To be done
Repeat what the lines below say, word for word, and skip every image.

┌──

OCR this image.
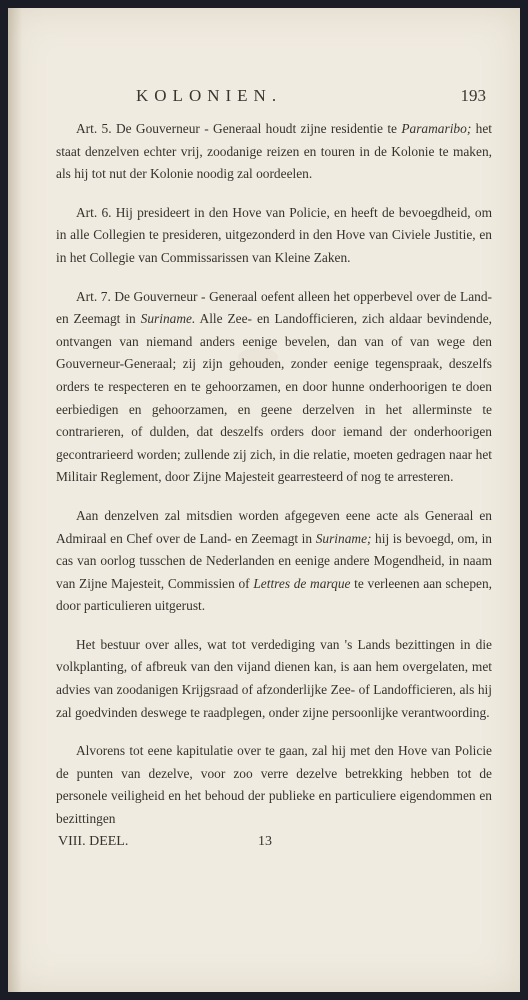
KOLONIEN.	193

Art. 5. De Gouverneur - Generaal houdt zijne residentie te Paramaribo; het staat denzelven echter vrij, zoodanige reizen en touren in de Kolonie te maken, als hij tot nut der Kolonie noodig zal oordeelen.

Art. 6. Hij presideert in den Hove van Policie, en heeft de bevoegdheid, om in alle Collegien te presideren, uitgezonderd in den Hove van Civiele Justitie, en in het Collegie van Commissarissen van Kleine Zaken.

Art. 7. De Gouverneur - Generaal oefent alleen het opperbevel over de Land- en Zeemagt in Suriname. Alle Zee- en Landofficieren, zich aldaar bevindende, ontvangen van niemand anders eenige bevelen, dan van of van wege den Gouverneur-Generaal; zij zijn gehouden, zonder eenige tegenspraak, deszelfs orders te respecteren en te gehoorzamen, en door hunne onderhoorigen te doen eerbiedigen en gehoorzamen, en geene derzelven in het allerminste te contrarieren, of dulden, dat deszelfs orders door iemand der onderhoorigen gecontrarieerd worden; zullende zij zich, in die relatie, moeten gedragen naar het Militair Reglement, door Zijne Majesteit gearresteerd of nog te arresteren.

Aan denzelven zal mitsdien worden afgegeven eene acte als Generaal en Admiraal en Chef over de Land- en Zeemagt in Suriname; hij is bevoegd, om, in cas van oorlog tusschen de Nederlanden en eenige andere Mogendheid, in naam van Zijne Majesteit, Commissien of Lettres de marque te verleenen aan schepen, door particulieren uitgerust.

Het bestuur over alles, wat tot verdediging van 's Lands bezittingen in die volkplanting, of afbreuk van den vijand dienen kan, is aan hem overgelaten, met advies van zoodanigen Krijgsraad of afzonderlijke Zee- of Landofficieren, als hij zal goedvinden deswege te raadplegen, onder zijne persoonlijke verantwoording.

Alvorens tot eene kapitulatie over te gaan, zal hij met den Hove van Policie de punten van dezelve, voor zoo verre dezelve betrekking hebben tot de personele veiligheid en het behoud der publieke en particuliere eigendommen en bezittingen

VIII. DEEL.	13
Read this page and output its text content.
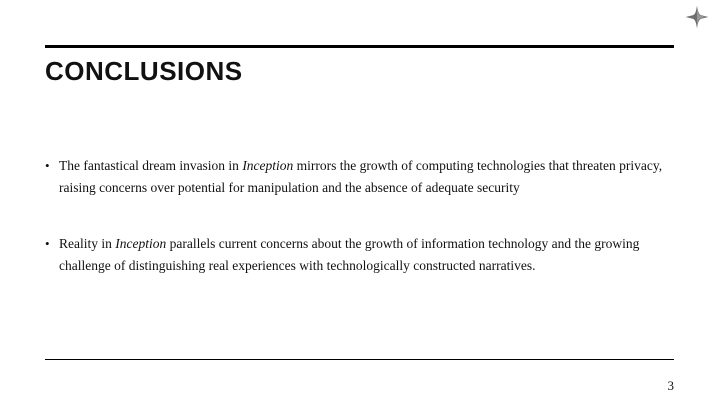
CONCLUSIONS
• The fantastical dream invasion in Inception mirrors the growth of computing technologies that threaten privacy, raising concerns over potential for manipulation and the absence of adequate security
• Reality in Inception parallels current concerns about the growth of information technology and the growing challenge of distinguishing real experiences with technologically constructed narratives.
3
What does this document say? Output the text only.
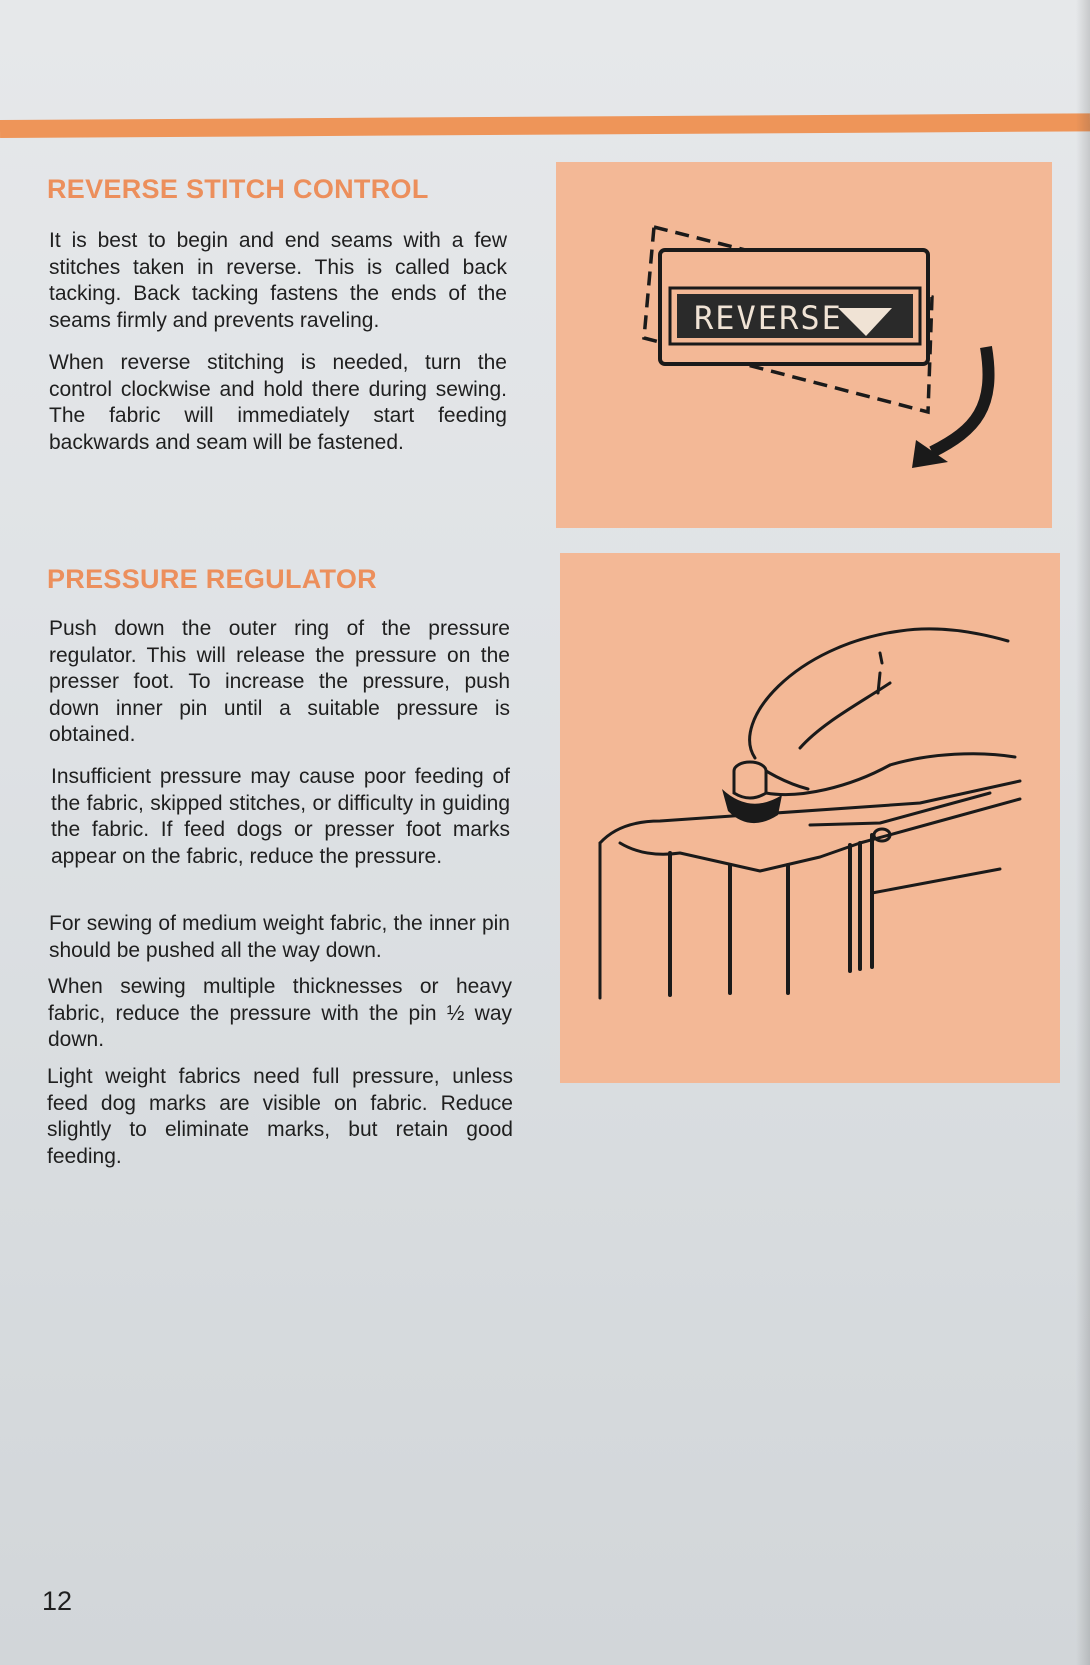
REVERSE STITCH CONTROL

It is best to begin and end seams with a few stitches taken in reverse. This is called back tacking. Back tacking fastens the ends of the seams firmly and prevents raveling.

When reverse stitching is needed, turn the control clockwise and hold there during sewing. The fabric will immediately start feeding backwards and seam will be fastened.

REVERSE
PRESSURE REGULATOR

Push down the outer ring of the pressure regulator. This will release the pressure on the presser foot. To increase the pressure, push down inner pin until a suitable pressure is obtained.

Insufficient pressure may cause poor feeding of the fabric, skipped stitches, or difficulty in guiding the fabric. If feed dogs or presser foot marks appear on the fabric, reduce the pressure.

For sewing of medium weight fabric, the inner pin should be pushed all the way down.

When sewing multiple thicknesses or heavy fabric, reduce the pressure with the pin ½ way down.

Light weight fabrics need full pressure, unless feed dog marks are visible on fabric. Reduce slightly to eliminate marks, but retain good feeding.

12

└──

Response
OCR this image.
KOLONIEN.	193

Art. 5. De Gouverneur - Generaal houdt zijne residentie te Paramaribo; het staat denzelven echter vrij, zoodanige reizen en touren in de Kolonie te maken, als hij tot nut der Kolonie noodig zal oordeelen.

Art. 6. Hij presideert in den Hove van Policie, en heeft de bevoegdheid, om in alle Collegien te presideren, uitgezonderd in den Hove van Civiele Justitie, en in het Collegie van Commissarissen van Kleine Zaken.

Art. 7. De Gouverneur - Generaal oefent alleen het opperbevel over de Land- en Zeemagt in Suriname. Alle Zee- en Landofficieren, zich aldaar bevindende, ontvangen van niemand anders eenige bevelen, dan van of van wege den Gouverneur-Generaal; zij zijn gehouden, zonder eenige tegenspraak, deszelfs orders te respecteren en te gehoorzamen, en door hunne onderhoorigen te doen eerbiedigen en gehoorzamen, en geene derzelven in het allerminste te contrarieren, of dulden, dat deszelfs orders door iemand der onderhoorigen gecontrarieerd worden; zullende zij zich, in die relatie, moeten gedragen naar het Militair Reglement, door Zijne Majesteit gearresteerd of nog te arresteren.

Aan denzelven zal mitsdien worden afgegeven eene acte als Generaal en Admiraal en Chef over de Land- en Zeemagt in Suriname; hij is bevoegd, om, in cas van oorlog tusschen de Nederlanden en eenige andere Mogendheid, in naam van Zijne Majesteit, Commissien of Lettres de marque te verleenen aan schepen, door particulieren uitgerust.

Het bestuur over alles, wat tot verdediging van 's Lands bezittingen in die volkplanting, of afbreuk van den vijand dienen kan, is aan hem overgelaten, met advies van zoodanigen Krijgsraad of afzonderlijke Zee- of Landofficieren, als hij zal goedvinden deswege te raadplegen, onder zijne persoonlijke verantwoording.

Alvorens tot eene kapitulatie over te gaan, zal hij met den Hove van Policie de punten van dezelve, voor zoo verre dezelve betrekking hebben tot de personele veiligheid en het behoud der publieke en particuliere eigendommen en bezittingen

VIII. DEEL.	13
Read this page and output its text content.
CONCLUSIONS
• The fantastical dream invasion in Inception mirrors the growth of computing technologies that threaten privacy, raising concerns over potential for manipulation and the absence of adequate security
• Reality in Inception parallels current concerns about the growth of information technology and the growing challenge of distinguishing real experiences with technologically constructed narratives.
3
What does this document say? Output the text only.
REVERSE STITCH CONTROL

It is best to begin and end seams with a few stitches taken in reverse. This is called back tacking. Back tacking fastens the ends of the seams firmly and prevents raveling.

When reverse stitching is needed, turn the control clockwise and hold there during sewing. The fabric will immediately start feeding backwards and seam will be fastened.

REVERSE
PRESSURE REGULATOR

Push down the outer ring of the pressure regulator. This will release the pressure on the presser foot. To increase the pressure, push down inner pin until a suitable pressure is obtained.

Insufficient pressure may cause poor feeding of the fabric, skipped stitches, or difficulty in guiding the fabric. If feed dogs or presser foot marks appear on the fabric, reduce the pressure.

For sewing of medium weight fabric, the inner pin should be pushed all the way down.

When sewing multiple thicknesses or heavy fabric, reduce the pressure with the pin ½ way down.

Light weight fabrics need full pressure, unless feed dog marks are visible on fabric. Reduce slightly to eliminate marks, but retain good feeding.

12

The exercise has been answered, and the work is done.